Here are some records; copy every line that holds the word "Should".

--- start MATERIAL PROVIDED ---

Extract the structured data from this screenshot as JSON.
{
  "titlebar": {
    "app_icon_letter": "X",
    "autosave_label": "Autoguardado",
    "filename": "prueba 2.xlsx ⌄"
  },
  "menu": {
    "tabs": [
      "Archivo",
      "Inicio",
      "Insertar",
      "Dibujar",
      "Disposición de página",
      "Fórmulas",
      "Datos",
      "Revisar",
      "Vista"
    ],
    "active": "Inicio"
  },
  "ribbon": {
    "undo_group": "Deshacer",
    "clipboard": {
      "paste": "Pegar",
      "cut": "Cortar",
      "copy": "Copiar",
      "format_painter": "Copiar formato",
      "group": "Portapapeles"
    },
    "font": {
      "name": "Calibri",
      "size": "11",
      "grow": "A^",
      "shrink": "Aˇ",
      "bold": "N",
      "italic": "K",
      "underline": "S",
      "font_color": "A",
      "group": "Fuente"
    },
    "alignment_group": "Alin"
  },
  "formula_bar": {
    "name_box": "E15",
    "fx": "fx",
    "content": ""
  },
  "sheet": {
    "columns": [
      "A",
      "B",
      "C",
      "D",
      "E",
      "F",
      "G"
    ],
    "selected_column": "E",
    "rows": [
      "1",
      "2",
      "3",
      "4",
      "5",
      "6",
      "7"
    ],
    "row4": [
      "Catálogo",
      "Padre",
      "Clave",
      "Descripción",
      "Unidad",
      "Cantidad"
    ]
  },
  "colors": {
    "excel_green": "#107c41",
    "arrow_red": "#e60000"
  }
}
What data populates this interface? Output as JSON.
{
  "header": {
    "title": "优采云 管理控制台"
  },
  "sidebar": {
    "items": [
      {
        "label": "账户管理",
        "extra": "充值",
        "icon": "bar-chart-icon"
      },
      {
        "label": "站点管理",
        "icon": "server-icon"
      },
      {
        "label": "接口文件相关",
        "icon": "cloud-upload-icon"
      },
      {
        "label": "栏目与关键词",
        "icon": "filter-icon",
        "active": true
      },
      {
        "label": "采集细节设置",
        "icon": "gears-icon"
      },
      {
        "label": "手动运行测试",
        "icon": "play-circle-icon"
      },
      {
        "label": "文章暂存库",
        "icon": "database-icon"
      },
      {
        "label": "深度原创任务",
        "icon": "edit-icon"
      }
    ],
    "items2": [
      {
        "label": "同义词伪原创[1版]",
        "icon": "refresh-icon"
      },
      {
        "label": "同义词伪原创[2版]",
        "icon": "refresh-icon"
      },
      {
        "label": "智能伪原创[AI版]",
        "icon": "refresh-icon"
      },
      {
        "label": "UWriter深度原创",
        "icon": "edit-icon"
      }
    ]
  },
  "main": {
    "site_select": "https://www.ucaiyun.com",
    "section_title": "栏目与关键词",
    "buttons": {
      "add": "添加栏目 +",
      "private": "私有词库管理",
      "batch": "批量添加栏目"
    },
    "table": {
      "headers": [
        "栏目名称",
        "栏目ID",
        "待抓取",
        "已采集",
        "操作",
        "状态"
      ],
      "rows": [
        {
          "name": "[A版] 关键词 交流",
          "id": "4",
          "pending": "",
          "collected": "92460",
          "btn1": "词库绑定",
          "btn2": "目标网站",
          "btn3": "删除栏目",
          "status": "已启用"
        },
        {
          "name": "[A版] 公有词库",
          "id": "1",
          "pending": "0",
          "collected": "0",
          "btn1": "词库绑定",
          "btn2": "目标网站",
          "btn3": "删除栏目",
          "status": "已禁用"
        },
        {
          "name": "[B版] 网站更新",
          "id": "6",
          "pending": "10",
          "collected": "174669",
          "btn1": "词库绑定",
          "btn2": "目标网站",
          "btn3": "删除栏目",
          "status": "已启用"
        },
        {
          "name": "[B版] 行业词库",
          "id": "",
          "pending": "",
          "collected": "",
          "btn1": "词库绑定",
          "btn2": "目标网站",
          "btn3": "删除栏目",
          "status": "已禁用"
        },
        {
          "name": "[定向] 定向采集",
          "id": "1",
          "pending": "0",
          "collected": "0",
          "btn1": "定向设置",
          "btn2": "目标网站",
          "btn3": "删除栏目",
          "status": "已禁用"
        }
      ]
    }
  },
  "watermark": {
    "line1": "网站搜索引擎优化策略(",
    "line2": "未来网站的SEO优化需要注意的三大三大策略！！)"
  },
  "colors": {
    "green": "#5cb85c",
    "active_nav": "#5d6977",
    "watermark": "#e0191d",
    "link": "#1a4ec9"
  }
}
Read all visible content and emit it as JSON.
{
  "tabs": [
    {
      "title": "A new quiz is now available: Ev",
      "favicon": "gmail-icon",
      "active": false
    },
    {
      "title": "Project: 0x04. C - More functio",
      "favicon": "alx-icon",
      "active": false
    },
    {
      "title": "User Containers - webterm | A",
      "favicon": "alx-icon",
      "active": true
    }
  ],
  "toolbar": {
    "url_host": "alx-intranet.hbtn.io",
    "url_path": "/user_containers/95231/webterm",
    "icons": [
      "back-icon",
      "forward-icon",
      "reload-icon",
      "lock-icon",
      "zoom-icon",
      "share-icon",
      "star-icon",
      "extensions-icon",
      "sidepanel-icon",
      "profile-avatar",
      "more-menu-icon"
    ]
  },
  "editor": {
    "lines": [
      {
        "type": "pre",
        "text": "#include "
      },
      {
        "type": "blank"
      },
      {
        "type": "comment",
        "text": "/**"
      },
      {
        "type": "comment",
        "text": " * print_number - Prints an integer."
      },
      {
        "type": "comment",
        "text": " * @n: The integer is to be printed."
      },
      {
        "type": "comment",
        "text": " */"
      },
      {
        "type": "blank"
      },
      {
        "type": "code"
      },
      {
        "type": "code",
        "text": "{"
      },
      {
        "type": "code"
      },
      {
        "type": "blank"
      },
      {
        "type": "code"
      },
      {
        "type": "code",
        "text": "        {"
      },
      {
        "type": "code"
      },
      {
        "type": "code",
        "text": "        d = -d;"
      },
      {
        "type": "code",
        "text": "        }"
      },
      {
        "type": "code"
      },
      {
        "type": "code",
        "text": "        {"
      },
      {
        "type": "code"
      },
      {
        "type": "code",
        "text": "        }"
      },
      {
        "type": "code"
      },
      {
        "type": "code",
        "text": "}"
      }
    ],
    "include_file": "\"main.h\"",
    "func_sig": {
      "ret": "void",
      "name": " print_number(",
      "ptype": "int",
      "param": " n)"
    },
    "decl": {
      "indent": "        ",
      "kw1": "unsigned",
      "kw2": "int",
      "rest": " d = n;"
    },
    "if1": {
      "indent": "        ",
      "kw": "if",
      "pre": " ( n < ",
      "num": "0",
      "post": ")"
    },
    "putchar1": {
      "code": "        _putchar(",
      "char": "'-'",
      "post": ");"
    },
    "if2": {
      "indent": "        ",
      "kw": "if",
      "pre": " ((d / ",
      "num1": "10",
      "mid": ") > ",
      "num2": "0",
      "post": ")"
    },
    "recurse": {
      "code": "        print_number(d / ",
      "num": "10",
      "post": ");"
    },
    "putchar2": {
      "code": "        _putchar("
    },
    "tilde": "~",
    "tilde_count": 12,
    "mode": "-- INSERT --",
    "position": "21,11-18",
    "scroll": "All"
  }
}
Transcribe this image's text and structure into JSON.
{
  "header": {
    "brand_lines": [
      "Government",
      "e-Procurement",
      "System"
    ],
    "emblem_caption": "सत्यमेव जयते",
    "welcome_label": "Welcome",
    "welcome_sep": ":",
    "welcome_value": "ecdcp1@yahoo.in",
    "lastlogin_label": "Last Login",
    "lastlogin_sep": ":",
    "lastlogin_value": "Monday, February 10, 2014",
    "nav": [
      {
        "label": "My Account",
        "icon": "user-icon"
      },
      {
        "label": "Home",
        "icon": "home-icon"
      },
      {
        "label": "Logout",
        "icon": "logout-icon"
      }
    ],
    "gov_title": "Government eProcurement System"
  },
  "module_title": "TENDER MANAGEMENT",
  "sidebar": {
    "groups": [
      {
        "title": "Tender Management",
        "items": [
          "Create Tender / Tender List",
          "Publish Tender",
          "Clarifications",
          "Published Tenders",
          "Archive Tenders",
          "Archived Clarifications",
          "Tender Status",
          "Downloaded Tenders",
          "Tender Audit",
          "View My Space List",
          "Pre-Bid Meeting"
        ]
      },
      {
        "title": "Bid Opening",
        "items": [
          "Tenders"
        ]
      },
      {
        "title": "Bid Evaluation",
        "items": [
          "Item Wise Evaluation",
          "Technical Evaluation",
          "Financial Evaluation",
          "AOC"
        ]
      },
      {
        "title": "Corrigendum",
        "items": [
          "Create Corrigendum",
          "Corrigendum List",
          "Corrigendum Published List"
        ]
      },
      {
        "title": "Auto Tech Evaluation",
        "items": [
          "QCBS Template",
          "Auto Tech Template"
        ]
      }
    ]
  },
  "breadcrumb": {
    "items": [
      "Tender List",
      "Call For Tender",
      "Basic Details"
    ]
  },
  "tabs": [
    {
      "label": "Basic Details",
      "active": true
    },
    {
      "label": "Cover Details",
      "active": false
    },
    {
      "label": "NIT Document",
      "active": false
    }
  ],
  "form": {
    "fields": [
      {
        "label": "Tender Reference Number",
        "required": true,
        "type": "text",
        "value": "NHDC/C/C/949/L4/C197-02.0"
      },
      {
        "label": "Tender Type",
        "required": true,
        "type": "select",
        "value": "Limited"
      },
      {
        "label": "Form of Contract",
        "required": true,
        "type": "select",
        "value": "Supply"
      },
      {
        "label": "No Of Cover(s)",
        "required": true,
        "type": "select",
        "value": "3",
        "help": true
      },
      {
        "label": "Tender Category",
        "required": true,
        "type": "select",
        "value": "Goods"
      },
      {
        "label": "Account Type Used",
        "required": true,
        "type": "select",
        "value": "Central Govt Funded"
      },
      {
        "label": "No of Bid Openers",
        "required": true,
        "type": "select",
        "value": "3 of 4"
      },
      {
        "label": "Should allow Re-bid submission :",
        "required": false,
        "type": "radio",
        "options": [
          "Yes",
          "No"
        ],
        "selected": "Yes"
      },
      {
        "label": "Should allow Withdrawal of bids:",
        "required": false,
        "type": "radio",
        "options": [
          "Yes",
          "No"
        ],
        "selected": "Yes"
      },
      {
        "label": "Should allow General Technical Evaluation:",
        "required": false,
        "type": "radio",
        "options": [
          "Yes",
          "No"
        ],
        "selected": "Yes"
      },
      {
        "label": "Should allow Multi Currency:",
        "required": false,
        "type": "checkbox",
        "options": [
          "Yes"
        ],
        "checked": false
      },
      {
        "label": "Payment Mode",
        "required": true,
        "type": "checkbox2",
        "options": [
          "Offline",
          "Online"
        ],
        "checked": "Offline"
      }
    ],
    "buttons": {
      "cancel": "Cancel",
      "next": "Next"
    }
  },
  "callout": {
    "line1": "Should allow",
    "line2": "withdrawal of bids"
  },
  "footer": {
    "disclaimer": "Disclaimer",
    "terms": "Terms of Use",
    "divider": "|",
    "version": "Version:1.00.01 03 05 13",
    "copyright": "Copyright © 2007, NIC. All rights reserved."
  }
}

--- end MATERIAL PROVIDED ---

◆ FULL SOLUTION:
        "label": "Should allow Re-bid submission :",
        "label": "Should allow Withdrawal of bids:",
        "label": "Should allow General Technical Evaluation:",
        "label": "Should allow Multi Currency:",
    "line1": "Should allow",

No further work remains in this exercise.